Problem details
Copy each line below in which the word "предусмотренных" occurs.

Dataset entries
■ ■ ■ ■

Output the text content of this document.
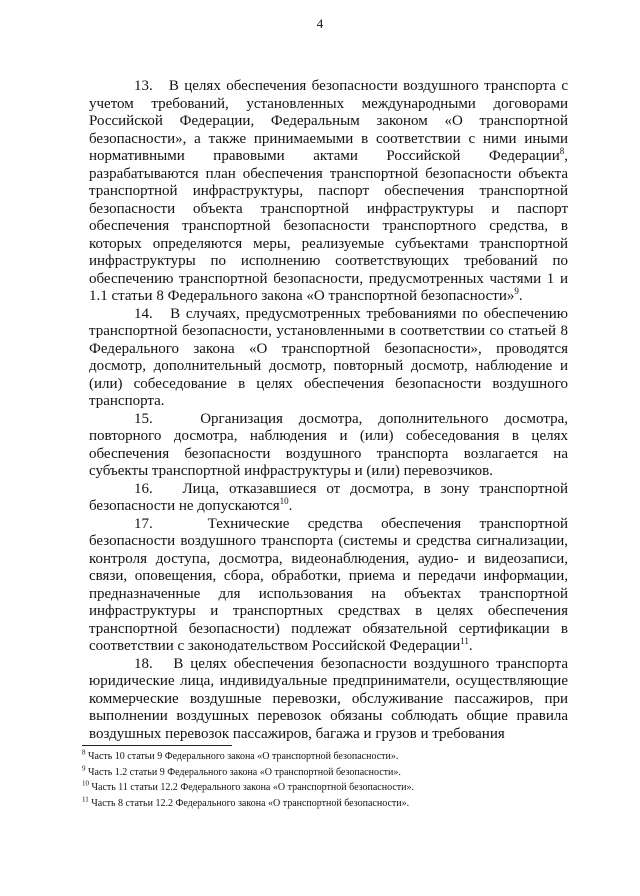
4

13.   В целях обеспечения безопасности воздушного транспорта с учетом требований, установленных международными договорами Российской Федерации, Федеральным законом «О транспортной безопасности», а также принимаемыми в соответствии с ними иными нормативными правовыми актами Российской Федерации$^8$, разрабатываются план обеспечения транспортной безопасности объекта транспортной инфраструктуры, паспорт обеспечения транспортной безопасности объекта транспортной инфраструктуры и паспорт обеспечения транспортной безопасности транспортного средства, в которых определяются меры, реализуемые субъектами транспортной инфраструктуры по исполнению соответствующих требований по обеспечению транспортной безопасности, предусмотренных частями 1 и 1.1 статьи 8 Федерального закона «О транспортной безопасности»$^9$.

14.   В случаях, предусмотренных требованиями по обеспечению транспортной безопасности, установленными в соответствии со статьей 8 Федерального закона «О транспортной безопасности», проводятся досмотр, дополнительный досмотр, повторный досмотр, наблюдение и (или) собеседование в целях обеспечения безопасности воздушного транспорта.

15.   Организация досмотра, дополнительного досмотра, повторного досмотра, наблюдения и (или) собеседования в целях обеспечения безопасности воздушного транспорта возлагается на субъекты транспортной инфраструктуры и (или) перевозчиков.

16.   Лица, отказавшиеся от досмотра, в зону транспортной безопасности не допускаются$^{10}$.

17.   Технические средства обеспечения транспортной безопасности воздушного транспорта (системы и средства сигнализации, контроля доступа, досмотра, видеонаблюдения, аудио- и видеозаписи, связи, оповещения, сбора, обработки, приема и передачи информации, предназначенные для использования на объектах транспортной инфраструктуры и транспортных средствах в целях обеспечения транспортной безопасности) подлежат обязательной сертификации в соответствии с законодательством Российской Федерации$^{11}$.

18.   В целях обеспечения безопасности воздушного транспорта юридические лица, индивидуальные предприниматели, осуществляющие коммерческие воздушные перевозки, обслуживание пассажиров, при выполнении воздушных перевозок обязаны соблюдать общие правила воздушных перевозок пассажиров, багажа и грузов и требования

$^8$ Часть 10 статьи 9 Федерального закона «О транспортной безопасности».

$^9$ Часть 1.2 статьи 9 Федерального закона «О транспортной безопасности».

$^{10}$ Часть 11 статьи 12.2 Федерального закона «О транспортной безопасности».

$^{11}$ Часть 8 статьи 12.2 Федерального закона «О транспортной безопасности».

■ ■ ■ ■

Full solution
13.   В целях обеспечения безопасности воздушного транспорта с учетом требований, установленных международными договорами Российской Федерации, Федеральным законом «О транспортной безопасности», а также принимаемыми в соответствии с ними иными нормативными правовыми актами Российской Федерации$^8$, разрабатываются план обеспечения транспортной безопасности объекта транспортной инфраструктуры, паспорт обеспечения транспортной безопасности объекта транспортной инфраструктуры и паспорт обеспечения транспортной безопасности транспортного средства, в которых определяются меры, реализуемые субъектами транспортной инфраструктуры по исполнению соответствующих требований по обеспечению транспортной безопасности, предусмотренных частями 1 и 1.1 статьи 8 Федерального закона «О транспортной безопасности»$^9$.
14.   В случаях, предусмотренных требованиями по обеспечению транспортной безопасности, установленными в соответствии со статьей 8 Федерального закона «О транспортной безопасности», проводятся досмотр, дополнительный досмотр, повторный досмотр, наблюдение и (или) собеседование в целях обеспечения безопасности воздушного транспорта.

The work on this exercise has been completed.